Fearing Bravely excerpt
It’s been a while since we featured a book excerpt here on the blog, but we’re thrilled to share this one from Catherine McNiel’s new book, Fearing Bravely.
Here’s what Fearing Bravely is about:
Jesus commands us to love our neighbors, welcome strangers, and love our enemies. Instead, so often we create enemies in our minds, seeing anyone who thinks, believes, looks, or lives differently from us as dangerous, a threat to our way of living. Fearing Bravely teaches us that as people of the Kingdom, we have nothing to fear. The Christian community exists to declare and demonstrate God’s love and to follow Jesus in practicing love over fear, even in unsafe times and places. It’s time to reclaim our brave fear of God and risk transformative love for the sake of our neighbors, the strangers among us, and our enemies. Catherine McNiel writes with conviction, wisely guiding us to recognize our fear and, with God's help, not let it limit us to love courageously all who are among us.
Enjoy this exclusive excerpt.
Do I, (Like Jesus) Listen to the Voices In the Margins?
Are we concerned lest we offend those with power?
What about the harm our silence is to those without power?
Do we worry more about offending powerful people with our stand than we worry about offending (or harming) less powerful brothers and sisters with our silence?
Why do we look to the powerful for our cues when Jesus repeatedly listened to the voices in the margins at the expense of the powerful?

**TASK PROMPT**: In the Fearing Bravely blog post, who wrote the book? Please answer with the name.

**DATA LINES**:

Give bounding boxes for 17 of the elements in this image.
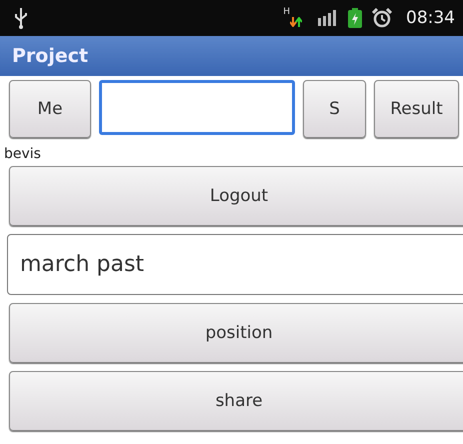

**THE RESULT**: Catherine McNiel